▶ [INSTRUCTIONS TO FOLLOW] Return every line of the material exactly.

>> Begin PROVIDED ENTRIES

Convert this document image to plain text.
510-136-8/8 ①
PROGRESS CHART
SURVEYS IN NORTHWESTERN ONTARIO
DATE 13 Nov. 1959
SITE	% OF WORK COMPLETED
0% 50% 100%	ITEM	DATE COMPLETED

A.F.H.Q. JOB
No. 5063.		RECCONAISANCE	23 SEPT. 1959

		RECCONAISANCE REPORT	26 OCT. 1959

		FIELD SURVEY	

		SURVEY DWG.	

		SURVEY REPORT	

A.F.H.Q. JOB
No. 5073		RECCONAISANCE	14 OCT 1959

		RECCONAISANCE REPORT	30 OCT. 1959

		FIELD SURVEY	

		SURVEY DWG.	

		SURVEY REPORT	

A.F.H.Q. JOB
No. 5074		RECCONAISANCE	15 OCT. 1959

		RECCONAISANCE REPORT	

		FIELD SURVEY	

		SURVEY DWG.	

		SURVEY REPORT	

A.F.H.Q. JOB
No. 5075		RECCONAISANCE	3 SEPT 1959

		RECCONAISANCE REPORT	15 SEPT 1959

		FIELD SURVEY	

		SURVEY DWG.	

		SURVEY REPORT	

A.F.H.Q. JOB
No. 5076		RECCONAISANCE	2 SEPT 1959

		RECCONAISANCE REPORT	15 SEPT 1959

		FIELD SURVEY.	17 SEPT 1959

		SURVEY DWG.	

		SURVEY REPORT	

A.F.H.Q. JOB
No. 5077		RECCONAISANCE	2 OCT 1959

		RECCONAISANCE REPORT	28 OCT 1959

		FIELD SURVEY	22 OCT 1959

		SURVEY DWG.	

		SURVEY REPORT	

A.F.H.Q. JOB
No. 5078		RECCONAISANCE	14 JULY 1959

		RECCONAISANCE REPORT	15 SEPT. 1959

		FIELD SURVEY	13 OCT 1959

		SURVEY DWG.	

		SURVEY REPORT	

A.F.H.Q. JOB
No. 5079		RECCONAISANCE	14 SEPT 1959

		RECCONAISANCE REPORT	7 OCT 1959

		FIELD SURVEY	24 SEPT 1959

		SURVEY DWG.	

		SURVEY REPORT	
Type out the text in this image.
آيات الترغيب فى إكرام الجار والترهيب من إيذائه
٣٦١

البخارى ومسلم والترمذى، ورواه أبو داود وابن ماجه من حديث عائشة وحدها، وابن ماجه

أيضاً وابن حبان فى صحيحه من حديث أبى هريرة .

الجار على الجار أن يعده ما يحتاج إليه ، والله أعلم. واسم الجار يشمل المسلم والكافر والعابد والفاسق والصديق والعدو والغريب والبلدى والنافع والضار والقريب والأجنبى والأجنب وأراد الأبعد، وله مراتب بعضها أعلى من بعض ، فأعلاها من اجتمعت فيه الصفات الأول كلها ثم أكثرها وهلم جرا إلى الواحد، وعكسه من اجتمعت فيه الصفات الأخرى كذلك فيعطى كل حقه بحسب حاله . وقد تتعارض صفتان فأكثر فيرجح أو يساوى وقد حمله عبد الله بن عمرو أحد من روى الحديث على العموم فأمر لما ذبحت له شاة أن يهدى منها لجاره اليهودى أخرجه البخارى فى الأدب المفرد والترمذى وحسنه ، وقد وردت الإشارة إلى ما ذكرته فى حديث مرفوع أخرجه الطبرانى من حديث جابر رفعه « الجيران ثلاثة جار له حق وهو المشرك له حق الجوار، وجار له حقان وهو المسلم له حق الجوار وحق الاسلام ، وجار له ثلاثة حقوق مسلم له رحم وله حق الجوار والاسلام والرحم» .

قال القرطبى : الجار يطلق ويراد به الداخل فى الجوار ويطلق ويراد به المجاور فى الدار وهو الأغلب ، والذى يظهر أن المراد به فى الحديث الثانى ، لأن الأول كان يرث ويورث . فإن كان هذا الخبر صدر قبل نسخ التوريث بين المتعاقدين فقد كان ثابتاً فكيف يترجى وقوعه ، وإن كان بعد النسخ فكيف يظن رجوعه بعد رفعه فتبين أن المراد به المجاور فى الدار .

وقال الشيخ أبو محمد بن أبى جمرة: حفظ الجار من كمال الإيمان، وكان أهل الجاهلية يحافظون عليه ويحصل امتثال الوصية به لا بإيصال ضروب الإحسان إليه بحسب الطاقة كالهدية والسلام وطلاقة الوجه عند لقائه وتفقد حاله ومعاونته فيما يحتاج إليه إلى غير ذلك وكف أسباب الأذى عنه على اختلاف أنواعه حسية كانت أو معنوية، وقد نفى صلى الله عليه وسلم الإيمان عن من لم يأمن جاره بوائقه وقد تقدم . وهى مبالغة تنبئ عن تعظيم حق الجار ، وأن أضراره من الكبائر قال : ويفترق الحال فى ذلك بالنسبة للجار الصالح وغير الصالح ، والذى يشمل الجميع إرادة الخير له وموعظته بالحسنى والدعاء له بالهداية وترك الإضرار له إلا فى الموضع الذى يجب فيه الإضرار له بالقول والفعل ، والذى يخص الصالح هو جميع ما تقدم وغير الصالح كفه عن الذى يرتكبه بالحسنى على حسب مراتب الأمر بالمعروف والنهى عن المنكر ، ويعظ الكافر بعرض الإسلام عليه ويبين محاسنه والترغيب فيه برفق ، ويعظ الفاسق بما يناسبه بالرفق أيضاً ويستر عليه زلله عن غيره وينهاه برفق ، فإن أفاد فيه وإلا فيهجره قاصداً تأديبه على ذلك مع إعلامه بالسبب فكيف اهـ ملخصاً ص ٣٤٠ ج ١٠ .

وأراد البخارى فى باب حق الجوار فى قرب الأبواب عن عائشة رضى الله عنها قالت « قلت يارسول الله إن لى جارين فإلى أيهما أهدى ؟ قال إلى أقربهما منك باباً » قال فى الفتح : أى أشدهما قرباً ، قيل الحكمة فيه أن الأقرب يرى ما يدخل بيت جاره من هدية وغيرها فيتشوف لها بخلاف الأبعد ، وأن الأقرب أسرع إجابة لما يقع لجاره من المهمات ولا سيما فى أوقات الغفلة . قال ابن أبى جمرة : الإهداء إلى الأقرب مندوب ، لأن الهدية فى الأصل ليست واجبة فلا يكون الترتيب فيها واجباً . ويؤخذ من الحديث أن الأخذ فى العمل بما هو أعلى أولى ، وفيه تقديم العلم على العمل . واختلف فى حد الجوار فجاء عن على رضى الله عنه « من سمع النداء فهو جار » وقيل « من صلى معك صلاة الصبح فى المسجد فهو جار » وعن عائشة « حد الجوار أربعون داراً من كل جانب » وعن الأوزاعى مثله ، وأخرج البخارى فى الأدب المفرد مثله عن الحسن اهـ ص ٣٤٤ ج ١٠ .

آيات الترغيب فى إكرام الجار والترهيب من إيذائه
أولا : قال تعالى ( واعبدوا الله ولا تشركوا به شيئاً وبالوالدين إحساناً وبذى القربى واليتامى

>> End PROVIDED ENTRIES

▶ [THE OUTPUT]
Convert this document image to plain text.
510-136-8/8 ①
PROGRESS CHART
SURVEYS IN NORTHWESTERN ONTARIO
DATE 13 Nov. 1959
SITE	% OF WORK COMPLETED
0% 50% 100%	ITEM	DATE COMPLETED

A.F.H.Q. JOB
No. 5063.		RECCONAISANCE	23 SEPT. 1959

		RECCONAISANCE REPORT	26 OCT. 1959

		FIELD SURVEY	

		SURVEY DWG.	

		SURVEY REPORT	

A.F.H.Q. JOB
No. 5073		RECCONAISANCE	14 OCT 1959

		RECCONAISANCE REPORT	30 OCT. 1959

		FIELD SURVEY	

		SURVEY DWG.	

		SURVEY REPORT	

A.F.H.Q. JOB
No. 5074		RECCONAISANCE	15 OCT. 1959

		RECCONAISANCE REPORT	

		FIELD SURVEY	

		SURVEY DWG.	

		SURVEY REPORT	

A.F.H.Q. JOB
No. 5075		RECCONAISANCE	3 SEPT 1959

		RECCONAISANCE REPORT	15 SEPT 1959

		FIELD SURVEY	

		SURVEY DWG.	

		SURVEY REPORT	

A.F.H.Q. JOB
No. 5076		RECCONAISANCE	2 SEPT 1959

		RECCONAISANCE REPORT	15 SEPT 1959

		FIELD SURVEY.	17 SEPT 1959

		SURVEY DWG.	

		SURVEY REPORT	

A.F.H.Q. JOB
No. 5077		RECCONAISANCE	2 OCT 1959

		RECCONAISANCE REPORT	28 OCT 1959

		FIELD SURVEY	22 OCT 1959

		SURVEY DWG.	

		SURVEY REPORT	

A.F.H.Q. JOB
No. 5078		RECCONAISANCE	14 JULY 1959

		RECCONAISANCE REPORT	15 SEPT. 1959

		FIELD SURVEY	13 OCT 1959

		SURVEY DWG.	

		SURVEY REPORT	

A.F.H.Q. JOB
No. 5079		RECCONAISANCE	14 SEPT 1959

		RECCONAISANCE REPORT	7 OCT 1959

		FIELD SURVEY	24 SEPT 1959

		SURVEY DWG.	

		SURVEY REPORT	
Type out the text in this image.
آيات الترغيب فى إكرام الجار والترهيب من إيذائه
٣٦١

البخارى ومسلم والترمذى، ورواه أبو داود وابن ماجه من حديث عائشة وحدها، وابن ماجه

أيضاً وابن حبان فى صحيحه من حديث أبى هريرة .

الجار على الجار أن يعده ما يحتاج إليه ، والله أعلم. واسم الجار يشمل المسلم والكافر والعابد والفاسق والصديق والعدو والغريب والبلدى والنافع والضار والقريب والأجنبى والأجنب وأراد الأبعد، وله مراتب بعضها أعلى من بعض ، فأعلاها من اجتمعت فيه الصفات الأول كلها ثم أكثرها وهلم جرا إلى الواحد، وعكسه من اجتمعت فيه الصفات الأخرى كذلك فيعطى كل حقه بحسب حاله . وقد تتعارض صفتان فأكثر فيرجح أو يساوى وقد حمله عبد الله بن عمرو أحد من روى الحديث على العموم فأمر لما ذبحت له شاة أن يهدى منها لجاره اليهودى أخرجه البخارى فى الأدب المفرد والترمذى وحسنه ، وقد وردت الإشارة إلى ما ذكرته فى حديث مرفوع أخرجه الطبرانى من حديث جابر رفعه « الجيران ثلاثة جار له حق وهو المشرك له حق الجوار، وجار له حقان وهو المسلم له حق الجوار وحق الاسلام ، وجار له ثلاثة حقوق مسلم له رحم وله حق الجوار والاسلام والرحم» .

قال القرطبى : الجار يطلق ويراد به الداخل فى الجوار ويطلق ويراد به المجاور فى الدار وهو الأغلب ، والذى يظهر أن المراد به فى الحديث الثانى ، لأن الأول كان يرث ويورث . فإن كان هذا الخبر صدر قبل نسخ التوريث بين المتعاقدين فقد كان ثابتاً فكيف يترجى وقوعه ، وإن كان بعد النسخ فكيف يظن رجوعه بعد رفعه فتبين أن المراد به المجاور فى الدار .

وقال الشيخ أبو محمد بن أبى جمرة: حفظ الجار من كمال الإيمان، وكان أهل الجاهلية يحافظون عليه ويحصل امتثال الوصية به لا بإيصال ضروب الإحسان إليه بحسب الطاقة كالهدية والسلام وطلاقة الوجه عند لقائه وتفقد حاله ومعاونته فيما يحتاج إليه إلى غير ذلك وكف أسباب الأذى عنه على اختلاف أنواعه حسية كانت أو معنوية، وقد نفى صلى الله عليه وسلم الإيمان عن من لم يأمن جاره بوائقه وقد تقدم . وهى مبالغة تنبئ عن تعظيم حق الجار ، وأن أضراره من الكبائر قال : ويفترق الحال فى ذلك بالنسبة للجار الصالح وغير الصالح ، والذى يشمل الجميع إرادة الخير له وموعظته بالحسنى والدعاء له بالهداية وترك الإضرار له إلا فى الموضع الذى يجب فيه الإضرار له بالقول والفعل ، والذى يخص الصالح هو جميع ما تقدم وغير الصالح كفه عن الذى يرتكبه بالحسنى على حسب مراتب الأمر بالمعروف والنهى عن المنكر ، ويعظ الكافر بعرض الإسلام عليه ويبين محاسنه والترغيب فيه برفق ، ويعظ الفاسق بما يناسبه بالرفق أيضاً ويستر عليه زلله عن غيره وينهاه برفق ، فإن أفاد فيه وإلا فيهجره قاصداً تأديبه على ذلك مع إعلامه بالسبب فكيف اهـ ملخصاً ص ٣٤٠ ج ١٠ .

وأراد البخارى فى باب حق الجوار فى قرب الأبواب عن عائشة رضى الله عنها قالت « قلت يارسول الله إن لى جارين فإلى أيهما أهدى ؟ قال إلى أقربهما منك باباً » قال فى الفتح : أى أشدهما قرباً ، قيل الحكمة فيه أن الأقرب يرى ما يدخل بيت جاره من هدية وغيرها فيتشوف لها بخلاف الأبعد ، وأن الأقرب أسرع إجابة لما يقع لجاره من المهمات ولا سيما فى أوقات الغفلة . قال ابن أبى جمرة : الإهداء إلى الأقرب مندوب ، لأن الهدية فى الأصل ليست واجبة فلا يكون الترتيب فيها واجباً . ويؤخذ من الحديث أن الأخذ فى العمل بما هو أعلى أولى ، وفيه تقديم العلم على العمل . واختلف فى حد الجوار فجاء عن على رضى الله عنه « من سمع النداء فهو جار » وقيل « من صلى معك صلاة الصبح فى المسجد فهو جار » وعن عائشة « حد الجوار أربعون داراً من كل جانب » وعن الأوزاعى مثله ، وأخرج البخارى فى الأدب المفرد مثله عن الحسن اهـ ص ٣٤٤ ج ١٠ .

آيات الترغيب فى إكرام الجار والترهيب من إيذائه
أولا : قال تعالى ( واعبدوا الله ولا تشركوا به شيئاً وبالوالدين إحساناً وبذى القربى واليتامى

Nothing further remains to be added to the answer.